— start Working data —

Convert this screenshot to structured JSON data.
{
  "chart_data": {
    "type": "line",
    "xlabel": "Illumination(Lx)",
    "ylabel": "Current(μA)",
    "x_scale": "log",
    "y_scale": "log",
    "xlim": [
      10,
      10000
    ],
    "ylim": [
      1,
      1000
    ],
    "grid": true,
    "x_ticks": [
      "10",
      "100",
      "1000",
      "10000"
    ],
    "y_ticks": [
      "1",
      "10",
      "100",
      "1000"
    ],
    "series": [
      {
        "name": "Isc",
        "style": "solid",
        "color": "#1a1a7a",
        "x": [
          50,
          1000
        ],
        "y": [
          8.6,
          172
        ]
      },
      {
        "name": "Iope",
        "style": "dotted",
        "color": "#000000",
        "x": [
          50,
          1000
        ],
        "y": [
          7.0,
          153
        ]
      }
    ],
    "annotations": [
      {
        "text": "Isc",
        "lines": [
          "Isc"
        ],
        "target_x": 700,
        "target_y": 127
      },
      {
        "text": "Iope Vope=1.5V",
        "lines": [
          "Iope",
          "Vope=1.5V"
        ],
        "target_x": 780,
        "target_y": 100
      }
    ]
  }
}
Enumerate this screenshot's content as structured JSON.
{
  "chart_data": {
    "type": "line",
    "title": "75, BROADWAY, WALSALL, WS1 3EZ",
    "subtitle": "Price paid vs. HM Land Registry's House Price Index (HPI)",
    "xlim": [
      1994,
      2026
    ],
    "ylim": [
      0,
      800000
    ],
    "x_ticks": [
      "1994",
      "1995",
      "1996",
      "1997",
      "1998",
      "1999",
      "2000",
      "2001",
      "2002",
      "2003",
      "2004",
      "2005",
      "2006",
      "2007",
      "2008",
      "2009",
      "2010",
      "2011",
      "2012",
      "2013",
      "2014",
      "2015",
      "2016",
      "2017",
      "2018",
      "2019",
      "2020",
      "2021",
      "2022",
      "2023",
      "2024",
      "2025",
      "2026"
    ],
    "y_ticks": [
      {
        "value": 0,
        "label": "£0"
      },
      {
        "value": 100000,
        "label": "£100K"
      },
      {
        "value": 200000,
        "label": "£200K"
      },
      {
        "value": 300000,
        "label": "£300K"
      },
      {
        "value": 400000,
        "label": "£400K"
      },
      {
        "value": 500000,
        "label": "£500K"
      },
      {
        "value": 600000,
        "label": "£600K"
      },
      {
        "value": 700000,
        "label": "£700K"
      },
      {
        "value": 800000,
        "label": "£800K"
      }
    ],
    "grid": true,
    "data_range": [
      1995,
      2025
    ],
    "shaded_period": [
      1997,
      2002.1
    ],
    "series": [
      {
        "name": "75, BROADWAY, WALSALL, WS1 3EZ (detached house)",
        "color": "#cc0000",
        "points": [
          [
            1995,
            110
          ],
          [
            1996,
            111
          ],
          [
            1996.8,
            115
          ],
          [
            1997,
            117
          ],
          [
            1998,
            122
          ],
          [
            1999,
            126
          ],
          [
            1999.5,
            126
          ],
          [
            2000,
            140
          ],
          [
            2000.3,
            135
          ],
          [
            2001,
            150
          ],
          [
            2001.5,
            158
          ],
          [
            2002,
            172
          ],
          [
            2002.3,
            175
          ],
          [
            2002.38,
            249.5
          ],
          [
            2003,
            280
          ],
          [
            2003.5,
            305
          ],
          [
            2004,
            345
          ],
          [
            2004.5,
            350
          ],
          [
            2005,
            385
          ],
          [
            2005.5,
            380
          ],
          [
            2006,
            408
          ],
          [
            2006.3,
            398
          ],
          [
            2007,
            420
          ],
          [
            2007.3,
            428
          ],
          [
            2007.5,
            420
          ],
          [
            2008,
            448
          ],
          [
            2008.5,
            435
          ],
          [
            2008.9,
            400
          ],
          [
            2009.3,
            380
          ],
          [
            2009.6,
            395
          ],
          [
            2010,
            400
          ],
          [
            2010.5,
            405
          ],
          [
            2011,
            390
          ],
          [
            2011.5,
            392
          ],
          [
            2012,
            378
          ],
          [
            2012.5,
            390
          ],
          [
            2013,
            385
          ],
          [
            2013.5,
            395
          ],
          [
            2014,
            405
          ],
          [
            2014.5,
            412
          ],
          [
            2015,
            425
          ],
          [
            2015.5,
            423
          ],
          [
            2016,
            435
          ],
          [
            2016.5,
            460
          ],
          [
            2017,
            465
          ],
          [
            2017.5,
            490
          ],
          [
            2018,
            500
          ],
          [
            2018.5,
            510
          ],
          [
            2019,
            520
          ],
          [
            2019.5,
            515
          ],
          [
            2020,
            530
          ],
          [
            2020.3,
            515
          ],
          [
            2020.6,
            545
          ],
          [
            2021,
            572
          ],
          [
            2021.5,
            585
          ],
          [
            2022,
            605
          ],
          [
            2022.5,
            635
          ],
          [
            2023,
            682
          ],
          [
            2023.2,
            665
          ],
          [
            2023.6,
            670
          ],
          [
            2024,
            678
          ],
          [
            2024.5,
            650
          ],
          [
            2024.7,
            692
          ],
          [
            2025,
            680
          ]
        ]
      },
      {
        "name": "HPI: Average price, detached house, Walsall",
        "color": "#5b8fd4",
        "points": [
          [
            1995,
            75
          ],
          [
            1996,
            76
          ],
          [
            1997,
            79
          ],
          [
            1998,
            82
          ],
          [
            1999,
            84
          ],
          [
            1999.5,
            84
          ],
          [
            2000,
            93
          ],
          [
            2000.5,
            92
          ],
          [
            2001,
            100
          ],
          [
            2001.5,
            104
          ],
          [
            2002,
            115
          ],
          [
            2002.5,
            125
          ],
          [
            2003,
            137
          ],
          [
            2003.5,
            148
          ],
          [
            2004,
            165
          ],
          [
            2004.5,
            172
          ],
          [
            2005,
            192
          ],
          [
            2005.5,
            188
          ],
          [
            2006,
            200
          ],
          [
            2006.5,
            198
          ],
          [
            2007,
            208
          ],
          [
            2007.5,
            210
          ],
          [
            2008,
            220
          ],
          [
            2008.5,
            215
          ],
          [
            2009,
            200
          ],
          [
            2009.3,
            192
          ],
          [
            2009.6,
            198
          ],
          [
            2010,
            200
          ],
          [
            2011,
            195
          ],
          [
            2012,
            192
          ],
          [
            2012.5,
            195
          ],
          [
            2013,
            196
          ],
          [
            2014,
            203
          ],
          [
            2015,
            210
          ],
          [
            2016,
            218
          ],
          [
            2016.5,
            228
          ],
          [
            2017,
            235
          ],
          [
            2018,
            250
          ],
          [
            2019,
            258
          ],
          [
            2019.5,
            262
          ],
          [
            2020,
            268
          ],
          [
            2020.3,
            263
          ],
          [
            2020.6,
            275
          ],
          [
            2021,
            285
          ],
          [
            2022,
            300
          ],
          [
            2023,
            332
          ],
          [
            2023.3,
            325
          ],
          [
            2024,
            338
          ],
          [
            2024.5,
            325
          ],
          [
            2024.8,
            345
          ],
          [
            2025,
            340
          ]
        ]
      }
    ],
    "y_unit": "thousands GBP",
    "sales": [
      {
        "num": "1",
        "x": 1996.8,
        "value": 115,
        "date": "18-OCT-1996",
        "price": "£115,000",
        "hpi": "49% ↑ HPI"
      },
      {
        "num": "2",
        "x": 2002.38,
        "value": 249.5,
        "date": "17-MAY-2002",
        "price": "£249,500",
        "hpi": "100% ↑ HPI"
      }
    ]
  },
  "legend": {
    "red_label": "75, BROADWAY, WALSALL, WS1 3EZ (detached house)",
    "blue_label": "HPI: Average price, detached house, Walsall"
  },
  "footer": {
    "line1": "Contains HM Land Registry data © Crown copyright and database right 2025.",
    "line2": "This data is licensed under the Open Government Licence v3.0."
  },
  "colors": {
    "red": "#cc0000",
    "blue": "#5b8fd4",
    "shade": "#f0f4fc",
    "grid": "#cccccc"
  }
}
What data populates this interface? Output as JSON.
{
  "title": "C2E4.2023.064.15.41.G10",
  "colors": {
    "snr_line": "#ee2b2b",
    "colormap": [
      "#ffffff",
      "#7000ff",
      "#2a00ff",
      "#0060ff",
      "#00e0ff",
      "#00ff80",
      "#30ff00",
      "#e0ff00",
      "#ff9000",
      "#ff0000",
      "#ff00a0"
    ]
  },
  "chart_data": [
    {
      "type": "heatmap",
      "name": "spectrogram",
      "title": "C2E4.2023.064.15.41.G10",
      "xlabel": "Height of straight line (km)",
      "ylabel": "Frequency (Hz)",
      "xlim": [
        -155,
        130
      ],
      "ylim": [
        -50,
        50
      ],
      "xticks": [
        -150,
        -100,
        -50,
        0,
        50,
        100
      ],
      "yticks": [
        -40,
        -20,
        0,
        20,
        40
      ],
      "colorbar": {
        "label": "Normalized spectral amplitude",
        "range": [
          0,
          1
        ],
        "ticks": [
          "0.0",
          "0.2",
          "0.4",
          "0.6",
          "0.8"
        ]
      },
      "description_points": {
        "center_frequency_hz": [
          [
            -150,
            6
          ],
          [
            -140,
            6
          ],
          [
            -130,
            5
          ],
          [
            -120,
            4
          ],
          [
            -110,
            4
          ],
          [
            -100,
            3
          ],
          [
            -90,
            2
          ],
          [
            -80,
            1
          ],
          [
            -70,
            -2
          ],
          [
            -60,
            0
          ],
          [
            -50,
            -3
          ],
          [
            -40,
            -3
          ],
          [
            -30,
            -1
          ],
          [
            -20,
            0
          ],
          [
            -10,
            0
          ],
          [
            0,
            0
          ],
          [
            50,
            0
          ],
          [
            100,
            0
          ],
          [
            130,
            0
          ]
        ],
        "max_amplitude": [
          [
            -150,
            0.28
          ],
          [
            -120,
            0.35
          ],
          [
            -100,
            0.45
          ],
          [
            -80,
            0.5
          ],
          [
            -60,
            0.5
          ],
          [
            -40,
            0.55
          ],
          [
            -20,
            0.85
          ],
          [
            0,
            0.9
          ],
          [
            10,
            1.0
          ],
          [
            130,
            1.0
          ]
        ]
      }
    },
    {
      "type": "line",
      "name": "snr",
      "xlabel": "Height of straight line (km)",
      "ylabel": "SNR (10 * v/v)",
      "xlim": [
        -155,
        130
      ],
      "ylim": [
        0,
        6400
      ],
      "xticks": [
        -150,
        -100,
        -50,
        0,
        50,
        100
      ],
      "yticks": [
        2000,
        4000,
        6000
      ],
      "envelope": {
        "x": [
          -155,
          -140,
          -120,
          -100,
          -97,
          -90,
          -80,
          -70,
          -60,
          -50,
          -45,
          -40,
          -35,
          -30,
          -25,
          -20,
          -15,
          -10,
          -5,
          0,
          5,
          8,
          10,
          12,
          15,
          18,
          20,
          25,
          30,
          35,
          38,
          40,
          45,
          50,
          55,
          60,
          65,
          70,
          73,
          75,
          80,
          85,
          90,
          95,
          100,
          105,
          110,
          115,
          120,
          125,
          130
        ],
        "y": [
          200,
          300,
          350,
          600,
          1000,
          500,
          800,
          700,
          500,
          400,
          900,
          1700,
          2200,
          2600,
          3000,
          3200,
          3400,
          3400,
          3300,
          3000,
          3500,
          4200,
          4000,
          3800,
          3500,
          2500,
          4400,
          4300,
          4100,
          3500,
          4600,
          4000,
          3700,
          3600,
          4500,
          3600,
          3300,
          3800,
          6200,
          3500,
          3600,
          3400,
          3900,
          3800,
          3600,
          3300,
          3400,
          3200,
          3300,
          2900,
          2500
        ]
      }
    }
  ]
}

— end Working data —

### To be done
Go over the data above and copy every line that has the word "Average" in it.

### Exercise answer
        "name": "HPI: Average price, detached house, Walsall",
    "blue_label": "HPI: Average price, detached house, Walsall"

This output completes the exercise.